(Beginning of Provided passage)

My approach is straightforward: identifying the cause is akin to peeling away layers of an onion. Begin with the basics—the most pronounced issue the client presents. Then, gradually, unravel the mystery behind the problem over time.

In the case of the low-back-butt complex, I understand that hip muscles can refer pain to the lower back, often on the opposite side. If this pain referral pattern persists, it creates secondary trigger points, reciprocally referring pain to hip muscles on the same side. Ergo, my initial goal is to create a treatment plan addressing where the client feels the pain and where the pain likely originates.

After a few sessions with promising results, the focus shifts to understanding the how and why. Often, the answer lies in posture, gait, and body mechanics—how the individual stands, sits, or engages in specific activities of daily living. While I pose many questions, I don't expect immediate answers. Instead, I aim to plant seeds, encouraging clients to embark on fact-finding missions about their daily lives and body habits contributing to the issue.

Now, let's delve into the low-back-butt complex and its manifestations. Often, the key players here are the gluteus medius and minimus muscles. The differential diagnosis involves considering whether the individual spends prolonged periods of sitting or standing, engaging in activities like driving or working at a computer.

(End of Provided passage)
(Beginning of Record extracts)

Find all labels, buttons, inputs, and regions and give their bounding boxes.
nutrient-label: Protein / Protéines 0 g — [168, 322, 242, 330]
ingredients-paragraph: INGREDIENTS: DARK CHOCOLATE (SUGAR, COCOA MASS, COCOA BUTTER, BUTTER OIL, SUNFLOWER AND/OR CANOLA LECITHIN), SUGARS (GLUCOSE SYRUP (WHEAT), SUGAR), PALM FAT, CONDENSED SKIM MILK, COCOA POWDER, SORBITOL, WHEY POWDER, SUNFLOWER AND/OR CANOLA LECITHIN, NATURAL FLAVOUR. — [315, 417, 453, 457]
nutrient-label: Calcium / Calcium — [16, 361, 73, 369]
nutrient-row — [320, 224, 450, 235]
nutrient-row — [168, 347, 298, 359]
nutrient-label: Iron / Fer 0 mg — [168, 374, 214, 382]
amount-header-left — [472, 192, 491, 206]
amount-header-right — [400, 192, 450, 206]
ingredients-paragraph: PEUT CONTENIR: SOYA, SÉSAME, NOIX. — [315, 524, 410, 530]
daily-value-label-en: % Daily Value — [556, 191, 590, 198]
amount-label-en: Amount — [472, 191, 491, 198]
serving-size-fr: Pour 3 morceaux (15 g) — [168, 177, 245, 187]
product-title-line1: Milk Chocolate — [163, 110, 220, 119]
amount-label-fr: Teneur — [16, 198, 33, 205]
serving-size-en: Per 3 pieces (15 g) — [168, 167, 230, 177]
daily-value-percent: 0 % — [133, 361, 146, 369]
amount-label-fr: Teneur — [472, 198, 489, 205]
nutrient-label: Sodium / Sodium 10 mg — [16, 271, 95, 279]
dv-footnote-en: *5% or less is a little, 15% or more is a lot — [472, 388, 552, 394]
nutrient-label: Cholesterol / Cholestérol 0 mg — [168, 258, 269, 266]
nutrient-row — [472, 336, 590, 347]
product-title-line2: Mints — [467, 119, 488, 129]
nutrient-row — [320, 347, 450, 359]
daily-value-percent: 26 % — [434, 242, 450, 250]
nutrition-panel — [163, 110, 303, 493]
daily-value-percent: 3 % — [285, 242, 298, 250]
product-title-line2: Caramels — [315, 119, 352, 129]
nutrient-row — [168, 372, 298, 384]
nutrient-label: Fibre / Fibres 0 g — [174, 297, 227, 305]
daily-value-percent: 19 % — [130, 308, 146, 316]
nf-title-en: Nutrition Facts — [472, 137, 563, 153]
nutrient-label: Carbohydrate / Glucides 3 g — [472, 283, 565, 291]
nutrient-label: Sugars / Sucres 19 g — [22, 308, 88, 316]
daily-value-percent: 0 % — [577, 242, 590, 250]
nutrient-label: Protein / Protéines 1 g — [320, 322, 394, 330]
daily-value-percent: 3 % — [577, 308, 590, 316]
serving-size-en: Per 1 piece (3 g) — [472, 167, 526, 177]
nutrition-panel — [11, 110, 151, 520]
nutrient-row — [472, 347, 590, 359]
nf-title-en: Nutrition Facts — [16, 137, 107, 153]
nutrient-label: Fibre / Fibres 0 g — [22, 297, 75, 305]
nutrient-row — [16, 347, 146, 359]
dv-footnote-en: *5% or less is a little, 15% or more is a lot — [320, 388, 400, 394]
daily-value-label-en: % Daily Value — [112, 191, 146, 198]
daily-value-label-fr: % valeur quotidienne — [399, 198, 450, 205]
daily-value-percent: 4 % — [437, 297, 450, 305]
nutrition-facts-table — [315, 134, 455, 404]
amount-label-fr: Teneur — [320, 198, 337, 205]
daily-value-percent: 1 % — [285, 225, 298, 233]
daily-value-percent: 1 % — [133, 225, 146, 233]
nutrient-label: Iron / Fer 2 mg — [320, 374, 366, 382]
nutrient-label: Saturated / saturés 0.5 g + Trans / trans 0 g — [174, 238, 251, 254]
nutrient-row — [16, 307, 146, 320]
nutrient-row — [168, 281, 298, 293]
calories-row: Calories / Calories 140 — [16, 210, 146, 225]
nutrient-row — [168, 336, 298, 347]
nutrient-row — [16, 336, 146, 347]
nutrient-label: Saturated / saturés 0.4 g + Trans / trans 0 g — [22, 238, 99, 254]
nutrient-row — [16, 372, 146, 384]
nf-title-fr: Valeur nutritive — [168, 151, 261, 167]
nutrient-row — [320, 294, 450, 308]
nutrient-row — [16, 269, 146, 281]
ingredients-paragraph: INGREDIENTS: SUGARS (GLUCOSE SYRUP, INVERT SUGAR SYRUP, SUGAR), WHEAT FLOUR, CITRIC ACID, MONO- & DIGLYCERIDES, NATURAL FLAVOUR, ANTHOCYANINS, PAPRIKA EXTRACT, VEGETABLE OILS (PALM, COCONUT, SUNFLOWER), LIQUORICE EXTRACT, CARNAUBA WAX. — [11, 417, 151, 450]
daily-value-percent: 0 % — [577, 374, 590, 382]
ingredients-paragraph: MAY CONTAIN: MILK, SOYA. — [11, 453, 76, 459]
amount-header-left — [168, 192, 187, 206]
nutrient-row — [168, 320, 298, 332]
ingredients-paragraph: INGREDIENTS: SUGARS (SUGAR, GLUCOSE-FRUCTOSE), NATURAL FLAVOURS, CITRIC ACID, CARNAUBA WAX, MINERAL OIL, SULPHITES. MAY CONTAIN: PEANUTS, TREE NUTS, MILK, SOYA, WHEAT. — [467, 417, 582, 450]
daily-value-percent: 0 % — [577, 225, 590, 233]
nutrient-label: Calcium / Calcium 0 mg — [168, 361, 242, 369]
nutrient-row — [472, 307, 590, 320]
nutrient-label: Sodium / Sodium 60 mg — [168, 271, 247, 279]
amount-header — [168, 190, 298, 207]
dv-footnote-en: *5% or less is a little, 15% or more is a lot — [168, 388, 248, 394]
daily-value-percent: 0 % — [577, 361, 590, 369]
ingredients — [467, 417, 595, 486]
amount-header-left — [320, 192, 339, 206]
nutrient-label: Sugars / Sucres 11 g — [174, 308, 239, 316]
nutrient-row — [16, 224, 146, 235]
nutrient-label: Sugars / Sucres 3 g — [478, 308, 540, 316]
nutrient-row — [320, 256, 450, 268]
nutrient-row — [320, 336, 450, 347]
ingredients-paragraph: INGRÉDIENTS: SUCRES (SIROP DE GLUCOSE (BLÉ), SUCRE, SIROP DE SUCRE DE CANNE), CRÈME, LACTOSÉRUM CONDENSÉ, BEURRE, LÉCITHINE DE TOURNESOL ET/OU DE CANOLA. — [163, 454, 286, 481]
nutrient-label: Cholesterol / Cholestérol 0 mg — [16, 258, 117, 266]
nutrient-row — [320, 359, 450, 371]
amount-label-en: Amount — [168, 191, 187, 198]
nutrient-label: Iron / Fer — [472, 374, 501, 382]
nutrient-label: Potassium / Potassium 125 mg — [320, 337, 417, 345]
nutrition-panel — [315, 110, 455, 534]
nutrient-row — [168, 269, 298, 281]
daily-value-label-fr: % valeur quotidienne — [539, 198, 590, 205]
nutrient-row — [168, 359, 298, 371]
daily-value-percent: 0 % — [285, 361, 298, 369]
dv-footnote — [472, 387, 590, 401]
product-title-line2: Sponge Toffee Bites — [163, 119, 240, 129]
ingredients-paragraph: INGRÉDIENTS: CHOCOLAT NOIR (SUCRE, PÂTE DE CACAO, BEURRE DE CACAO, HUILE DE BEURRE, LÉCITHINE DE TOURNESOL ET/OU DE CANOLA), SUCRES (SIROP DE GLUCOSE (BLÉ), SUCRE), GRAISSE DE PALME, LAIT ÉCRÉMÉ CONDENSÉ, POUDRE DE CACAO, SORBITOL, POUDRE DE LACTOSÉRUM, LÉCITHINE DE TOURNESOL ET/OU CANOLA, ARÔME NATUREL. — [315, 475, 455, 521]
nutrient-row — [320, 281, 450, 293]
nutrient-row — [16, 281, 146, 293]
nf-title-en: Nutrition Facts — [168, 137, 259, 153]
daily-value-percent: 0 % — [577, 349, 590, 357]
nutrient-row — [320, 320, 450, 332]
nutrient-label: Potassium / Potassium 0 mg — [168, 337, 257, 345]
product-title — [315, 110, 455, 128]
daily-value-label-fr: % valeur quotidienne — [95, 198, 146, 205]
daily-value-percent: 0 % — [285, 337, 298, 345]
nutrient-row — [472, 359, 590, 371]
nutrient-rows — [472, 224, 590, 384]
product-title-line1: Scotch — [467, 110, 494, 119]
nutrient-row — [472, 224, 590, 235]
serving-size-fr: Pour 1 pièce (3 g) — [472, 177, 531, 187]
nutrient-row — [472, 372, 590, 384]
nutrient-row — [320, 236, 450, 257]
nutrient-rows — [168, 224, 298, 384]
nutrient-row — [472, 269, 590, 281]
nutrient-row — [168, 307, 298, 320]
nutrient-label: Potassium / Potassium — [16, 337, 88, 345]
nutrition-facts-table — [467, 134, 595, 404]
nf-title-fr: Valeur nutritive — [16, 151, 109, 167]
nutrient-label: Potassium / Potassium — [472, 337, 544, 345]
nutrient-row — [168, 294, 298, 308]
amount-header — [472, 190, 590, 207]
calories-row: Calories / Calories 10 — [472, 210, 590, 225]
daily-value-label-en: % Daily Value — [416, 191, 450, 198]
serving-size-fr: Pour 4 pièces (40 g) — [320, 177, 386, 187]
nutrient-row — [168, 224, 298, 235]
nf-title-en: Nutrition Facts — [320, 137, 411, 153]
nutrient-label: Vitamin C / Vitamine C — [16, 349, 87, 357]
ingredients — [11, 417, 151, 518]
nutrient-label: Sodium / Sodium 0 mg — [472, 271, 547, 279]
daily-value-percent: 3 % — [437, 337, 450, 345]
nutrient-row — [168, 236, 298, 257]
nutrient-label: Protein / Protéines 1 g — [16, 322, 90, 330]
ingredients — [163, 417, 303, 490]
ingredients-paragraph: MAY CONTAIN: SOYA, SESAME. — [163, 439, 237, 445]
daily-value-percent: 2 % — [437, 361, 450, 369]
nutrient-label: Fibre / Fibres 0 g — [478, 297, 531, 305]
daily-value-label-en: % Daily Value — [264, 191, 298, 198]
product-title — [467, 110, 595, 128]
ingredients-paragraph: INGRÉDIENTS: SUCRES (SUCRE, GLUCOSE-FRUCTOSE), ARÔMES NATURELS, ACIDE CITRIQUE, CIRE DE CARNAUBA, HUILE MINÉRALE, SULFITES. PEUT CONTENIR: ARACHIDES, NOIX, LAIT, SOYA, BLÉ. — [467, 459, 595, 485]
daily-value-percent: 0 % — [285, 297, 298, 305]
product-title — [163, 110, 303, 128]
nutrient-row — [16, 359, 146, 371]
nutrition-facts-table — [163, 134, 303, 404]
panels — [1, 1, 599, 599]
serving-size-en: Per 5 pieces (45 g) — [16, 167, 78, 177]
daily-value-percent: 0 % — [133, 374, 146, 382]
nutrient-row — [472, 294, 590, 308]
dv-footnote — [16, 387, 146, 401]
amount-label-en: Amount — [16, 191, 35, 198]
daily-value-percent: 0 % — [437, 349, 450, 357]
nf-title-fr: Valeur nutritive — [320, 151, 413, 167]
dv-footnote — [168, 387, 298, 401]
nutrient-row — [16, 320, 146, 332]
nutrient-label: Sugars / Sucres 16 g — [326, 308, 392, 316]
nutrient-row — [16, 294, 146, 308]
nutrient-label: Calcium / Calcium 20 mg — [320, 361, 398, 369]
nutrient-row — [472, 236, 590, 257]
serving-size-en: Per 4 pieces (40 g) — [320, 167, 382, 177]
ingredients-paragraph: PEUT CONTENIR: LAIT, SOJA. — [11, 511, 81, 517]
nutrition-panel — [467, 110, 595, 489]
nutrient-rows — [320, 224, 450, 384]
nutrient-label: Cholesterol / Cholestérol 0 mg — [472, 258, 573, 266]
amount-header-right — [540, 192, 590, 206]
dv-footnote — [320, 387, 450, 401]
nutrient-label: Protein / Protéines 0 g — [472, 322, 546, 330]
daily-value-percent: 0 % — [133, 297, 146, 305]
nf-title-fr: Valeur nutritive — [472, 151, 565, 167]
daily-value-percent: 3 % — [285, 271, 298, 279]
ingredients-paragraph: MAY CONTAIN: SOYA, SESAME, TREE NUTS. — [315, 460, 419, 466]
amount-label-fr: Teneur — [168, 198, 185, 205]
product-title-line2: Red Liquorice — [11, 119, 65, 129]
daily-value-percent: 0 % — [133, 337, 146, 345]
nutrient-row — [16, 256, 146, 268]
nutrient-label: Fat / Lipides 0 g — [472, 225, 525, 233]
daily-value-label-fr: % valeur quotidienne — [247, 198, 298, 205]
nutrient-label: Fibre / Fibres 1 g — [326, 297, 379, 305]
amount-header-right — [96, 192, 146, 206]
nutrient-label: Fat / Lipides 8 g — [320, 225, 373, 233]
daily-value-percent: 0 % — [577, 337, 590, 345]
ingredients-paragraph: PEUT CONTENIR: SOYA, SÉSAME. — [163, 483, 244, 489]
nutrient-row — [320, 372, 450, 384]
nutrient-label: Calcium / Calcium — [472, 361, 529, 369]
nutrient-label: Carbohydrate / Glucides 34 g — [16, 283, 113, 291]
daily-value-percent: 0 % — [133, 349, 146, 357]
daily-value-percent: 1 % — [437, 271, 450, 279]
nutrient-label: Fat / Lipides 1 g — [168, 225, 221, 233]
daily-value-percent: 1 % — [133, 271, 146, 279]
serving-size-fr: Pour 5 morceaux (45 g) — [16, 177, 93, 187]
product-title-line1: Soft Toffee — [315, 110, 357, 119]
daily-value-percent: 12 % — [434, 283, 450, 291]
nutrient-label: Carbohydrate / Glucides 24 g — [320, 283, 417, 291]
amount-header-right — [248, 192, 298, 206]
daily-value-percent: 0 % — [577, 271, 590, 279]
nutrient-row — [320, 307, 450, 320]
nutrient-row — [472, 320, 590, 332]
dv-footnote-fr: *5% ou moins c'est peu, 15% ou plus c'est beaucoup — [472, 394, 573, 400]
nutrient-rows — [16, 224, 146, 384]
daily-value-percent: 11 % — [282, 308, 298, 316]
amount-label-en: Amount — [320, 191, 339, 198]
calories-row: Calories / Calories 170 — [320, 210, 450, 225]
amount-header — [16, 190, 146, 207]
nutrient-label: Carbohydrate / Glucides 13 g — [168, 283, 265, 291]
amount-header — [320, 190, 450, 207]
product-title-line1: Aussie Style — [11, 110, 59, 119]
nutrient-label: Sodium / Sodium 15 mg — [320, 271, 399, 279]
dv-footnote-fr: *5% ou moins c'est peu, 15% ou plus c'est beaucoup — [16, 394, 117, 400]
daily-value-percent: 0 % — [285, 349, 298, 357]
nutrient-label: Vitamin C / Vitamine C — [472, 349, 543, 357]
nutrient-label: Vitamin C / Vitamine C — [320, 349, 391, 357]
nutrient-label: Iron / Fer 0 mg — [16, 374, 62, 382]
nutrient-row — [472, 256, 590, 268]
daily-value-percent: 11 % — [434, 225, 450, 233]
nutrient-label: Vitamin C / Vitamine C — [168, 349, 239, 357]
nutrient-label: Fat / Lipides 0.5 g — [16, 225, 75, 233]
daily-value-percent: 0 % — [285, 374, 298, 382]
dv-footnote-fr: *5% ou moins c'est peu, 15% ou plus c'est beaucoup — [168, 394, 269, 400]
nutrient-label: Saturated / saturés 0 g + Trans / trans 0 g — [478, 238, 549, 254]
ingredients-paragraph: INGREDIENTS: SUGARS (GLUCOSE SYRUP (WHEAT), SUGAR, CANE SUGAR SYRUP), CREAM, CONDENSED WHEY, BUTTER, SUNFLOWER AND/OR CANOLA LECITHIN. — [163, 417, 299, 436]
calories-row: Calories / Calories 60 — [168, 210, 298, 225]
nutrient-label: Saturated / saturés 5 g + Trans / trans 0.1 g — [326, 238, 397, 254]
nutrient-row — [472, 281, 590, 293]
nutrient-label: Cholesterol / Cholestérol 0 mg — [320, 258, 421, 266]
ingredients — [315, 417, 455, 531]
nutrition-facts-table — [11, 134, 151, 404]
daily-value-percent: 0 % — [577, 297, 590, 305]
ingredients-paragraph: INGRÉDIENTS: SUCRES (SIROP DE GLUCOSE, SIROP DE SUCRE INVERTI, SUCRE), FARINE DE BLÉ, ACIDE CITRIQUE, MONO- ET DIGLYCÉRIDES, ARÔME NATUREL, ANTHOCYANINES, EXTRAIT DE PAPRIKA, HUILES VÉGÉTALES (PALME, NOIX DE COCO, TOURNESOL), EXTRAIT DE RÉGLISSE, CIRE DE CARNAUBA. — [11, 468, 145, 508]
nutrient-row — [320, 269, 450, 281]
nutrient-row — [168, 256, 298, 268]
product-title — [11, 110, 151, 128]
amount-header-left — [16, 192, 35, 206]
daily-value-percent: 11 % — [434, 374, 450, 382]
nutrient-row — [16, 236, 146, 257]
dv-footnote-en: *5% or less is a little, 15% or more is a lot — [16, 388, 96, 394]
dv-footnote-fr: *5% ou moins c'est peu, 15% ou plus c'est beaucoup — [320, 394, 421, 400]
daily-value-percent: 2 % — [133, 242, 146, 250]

(End of Record extracts)

From the passage on the low-back-butt complex, list the activities that the differential diagnosis considers.

▶ Solution for this problem:
- Sitting for prolonged periods
- Standing for prolonged periods
- Driving
- Working at a computer